Data records
-- start --

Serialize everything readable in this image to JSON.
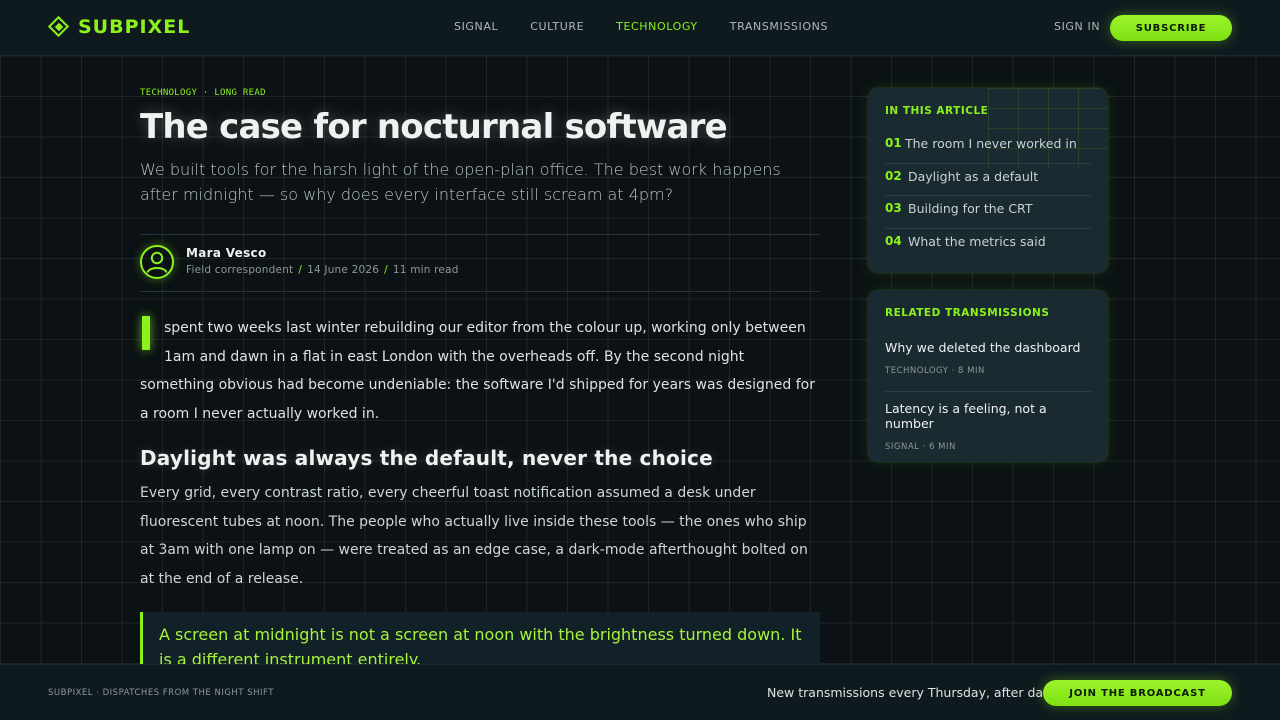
{
  "brand": {
    "name": "SUBPIXEL",
    "accent": "#8cf21b",
    "icon": "diamond-logo-icon"
  },
  "nav": {
    "items": [
      {
        "label": "SIGNAL",
        "active": false
      },
      {
        "label": "CULTURE",
        "active": false
      },
      {
        "label": "TECHNOLOGY",
        "active": true
      },
      {
        "label": "TRANSMISSIONS",
        "active": false
      }
    ],
    "sign_in": "SIGN IN",
    "subscribe": "SUBSCRIBE"
  },
  "article": {
    "kicker": "TECHNOLOGY · LONG READ",
    "title": "The case for nocturnal software",
    "dek": "We built tools for the harsh light of the open-plan office. The best work happens after midnight — so why does every interface still scream at 4pm?",
    "author": "Mara Vesco",
    "role": "Field correspondent",
    "date": "14 June 2026",
    "read_time": "11 min read",
    "meta_separator": "/",
    "avatar_icon": "user-avatar-icon",
    "lead_first_letter": "I",
    "lead_rest": "spent two weeks last winter rebuilding our editor from the colour up, working only between 1am and dawn in a flat in east London with the overheads off. By the second night something obvious had become undeniable: the software I'd shipped for years was designed for a room I never actually worked in.",
    "heading": "Daylight was always the default, never the choice",
    "body": "Every grid, every contrast ratio, every cheerful toast notification assumed a desk under fluorescent tubes at noon. The people who actually live inside these tools — the ones who ship at 3am with one lamp on — were treated as an edge case, a dark-mode afterthought bolted on at the end of a release.",
    "pullquote": "A screen at midnight is not a screen at noon with the brightness turned down. It is a different instrument entirely."
  },
  "toc": {
    "heading": "IN THIS ARTICLE",
    "items": [
      {
        "num": "01",
        "label": "The room I never worked in"
      },
      {
        "num": "02",
        "label": "Daylight as a default"
      },
      {
        "num": "03",
        "label": "Building for the CRT"
      },
      {
        "num": "04",
        "label": "What the metrics said"
      }
    ]
  },
  "related": {
    "heading": "RELATED TRANSMISSIONS",
    "items": [
      {
        "title": "Why we deleted the dashboard",
        "meta": "TECHNOLOGY · 8 MIN"
      },
      {
        "title": "Latency is a feeling, not a number",
        "meta": "SIGNAL · 6 MIN"
      }
    ]
  },
  "footer": {
    "left": "SUBPIXEL · DISPATCHES FROM THE NIGHT SHIFT",
    "tagline": "New transmissions every Thursday, after dark.",
    "cta": "JOIN THE BROADCAST"
  }
}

-- end --

■ The request
Quote the preceding records in their entirety, excluding every picture.

■ Written answer
Serialize everything readable in this image to JSON.
{
  "brand": {
    "name": "SUBPIXEL",
    "accent": "#8cf21b",
    "icon": "diamond-logo-icon"
  },
  "nav": {
    "items": [
      {
        "label": "SIGNAL",
        "active": false
      },
      {
        "label": "CULTURE",
        "active": false
      },
      {
        "label": "TECHNOLOGY",
        "active": true
      },
      {
        "label": "TRANSMISSIONS",
        "active": false
      }
    ],
    "sign_in": "SIGN IN",
    "subscribe": "SUBSCRIBE"
  },
  "article": {
    "kicker": "TECHNOLOGY · LONG READ",
    "title": "The case for nocturnal software",
    "dek": "We built tools for the harsh light of the open-plan office. The best work happens after midnight — so why does every interface still scream at 4pm?",
    "author": "Mara Vesco",
    "role": "Field correspondent",
    "date": "14 June 2026",
    "read_time": "11 min read",
    "meta_separator": "/",
    "avatar_icon": "user-avatar-icon",
    "lead_first_letter": "I",
    "lead_rest": "spent two weeks last winter rebuilding our editor from the colour up, working only between 1am and dawn in a flat in east London with the overheads off. By the second night something obvious had become undeniable: the software I'd shipped for years was designed for a room I never actually worked in.",
    "heading": "Daylight was always the default, never the choice",
    "body": "Every grid, every contrast ratio, every cheerful toast notification assumed a desk under fluorescent tubes at noon. The people who actually live inside these tools — the ones who ship at 3am with one lamp on — were treated as an edge case, a dark-mode afterthought bolted on at the end of a release.",
    "pullquote": "A screen at midnight is not a screen at noon with the brightness turned down. It is a different instrument entirely."
  },
  "toc": {
    "heading": "IN THIS ARTICLE",
    "items": [
      {
        "num": "01",
        "label": "The room I never worked in"
      },
      {
        "num": "02",
        "label": "Daylight as a default"
      },
      {
        "num": "03",
        "label": "Building for the CRT"
      },
      {
        "num": "04",
        "label": "What the metrics said"
      }
    ]
  },
  "related": {
    "heading": "RELATED TRANSMISSIONS",
    "items": [
      {
        "title": "Why we deleted the dashboard",
        "meta": "TECHNOLOGY · 8 MIN"
      },
      {
        "title": "Latency is a feeling, not a number",
        "meta": "SIGNAL · 6 MIN"
      }
    ]
  },
  "footer": {
    "left": "SUBPIXEL · DISPATCHES FROM THE NIGHT SHIFT",
    "tagline": "New transmissions every Thursday, after dark.",
    "cta": "JOIN THE BROADCAST"
  }
}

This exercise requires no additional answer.